Information supplied:
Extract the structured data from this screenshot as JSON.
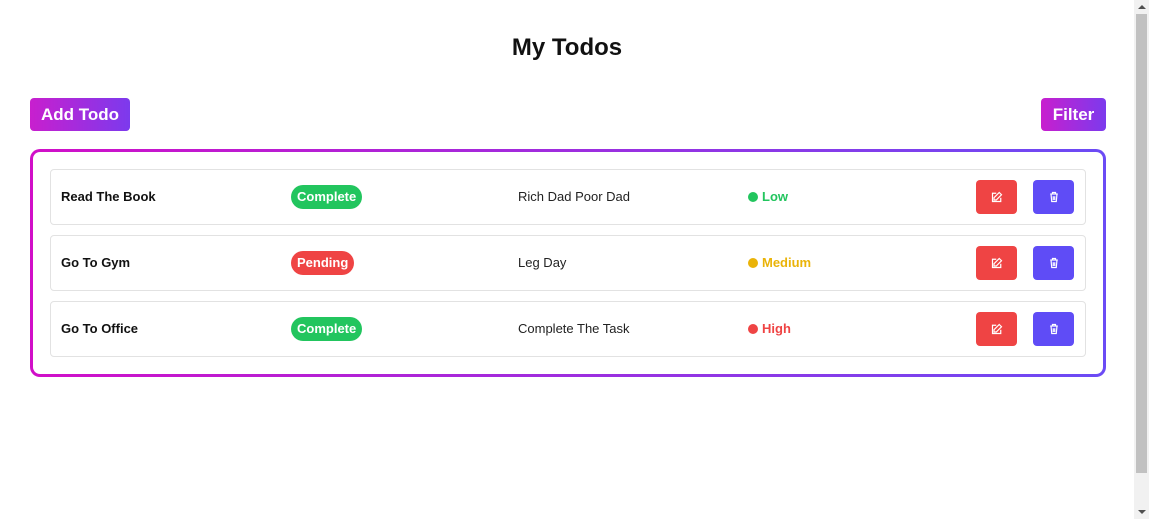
{
  "header": {
    "title": "My Todos"
  },
  "toolbar": {
    "add_label": "Add Todo",
    "filter_label": "Filter"
  },
  "colors": {
    "gradient_start": "#c81fce",
    "gradient_end": "#7c3aed",
    "complete": "#22c55e",
    "pending": "#ef4444",
    "low": "#22c55e",
    "medium": "#eab308",
    "high": "#ef4444",
    "edit_button": "#ef4444",
    "delete_button": "#5f4cf6"
  },
  "todos": [
    {
      "name": "Read The Book",
      "status": "Complete",
      "description": "Rich Dad Poor Dad",
      "priority": "Low"
    },
    {
      "name": "Go To Gym",
      "status": "Pending",
      "description": "Leg Day",
      "priority": "Medium"
    },
    {
      "name": "Go To Office",
      "status": "Complete",
      "description": "Complete The Task",
      "priority": "High"
    }
  ],
  "icons": {
    "edit": "pencil-square-icon",
    "delete": "trash-icon"
  }
}
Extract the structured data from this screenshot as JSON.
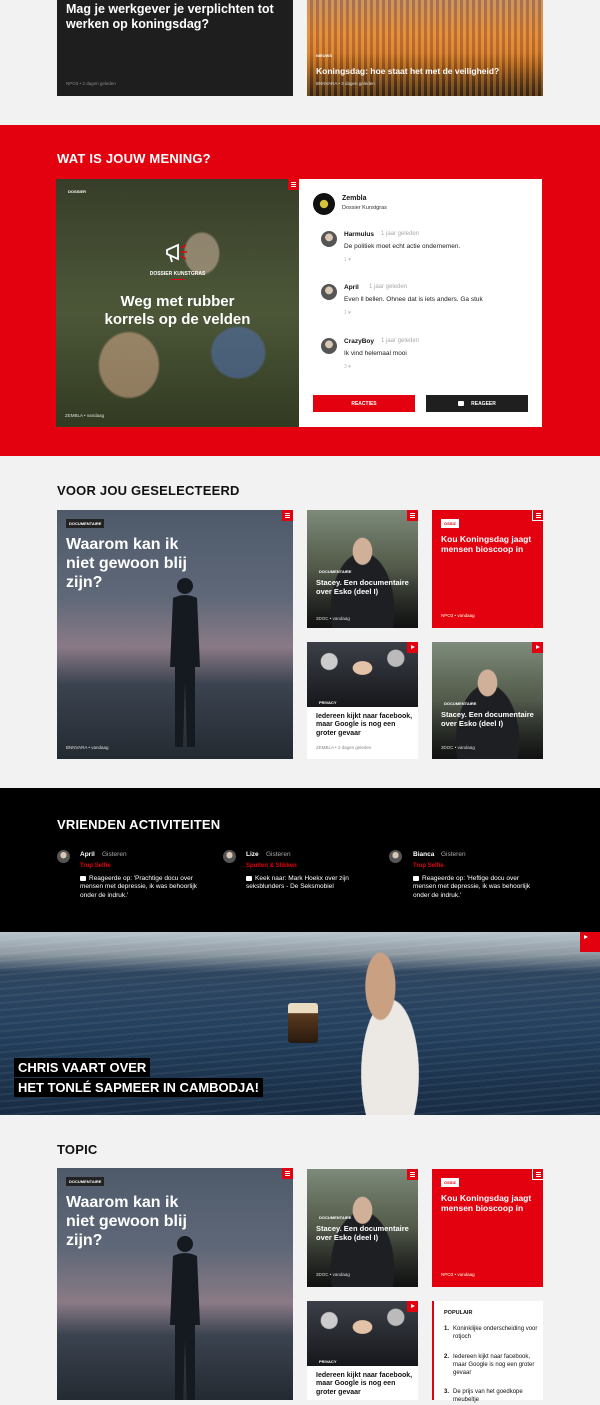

Exercise brief:
Give back each entry exactly as it appears, with no pictures.

Written answer:
Extract the structured data from this screenshot as JSON.
{
  "header": {
    "title": "My Todos"
  },
  "toolbar": {
    "add_label": "Add Todo",
    "filter_label": "Filter"
  },
  "colors": {
    "gradient_start": "#c81fce",
    "gradient_end": "#7c3aed",
    "complete": "#22c55e",
    "pending": "#ef4444",
    "low": "#22c55e",
    "medium": "#eab308",
    "high": "#ef4444",
    "edit_button": "#ef4444",
    "delete_button": "#5f4cf6"
  },
  "todos": [
    {
      "name": "Read The Book",
      "status": "Complete",
      "description": "Rich Dad Poor Dad",
      "priority": "Low"
    },
    {
      "name": "Go To Gym",
      "status": "Pending",
      "description": "Leg Day",
      "priority": "Medium"
    },
    {
      "name": "Go To Office",
      "status": "Complete",
      "description": "Complete The Task",
      "priority": "High"
    }
  ],
  "icons": {
    "edit": "pencil-square-icon",
    "delete": "trash-icon"
  }
}
Extract the structured data from this screenshot as JSON.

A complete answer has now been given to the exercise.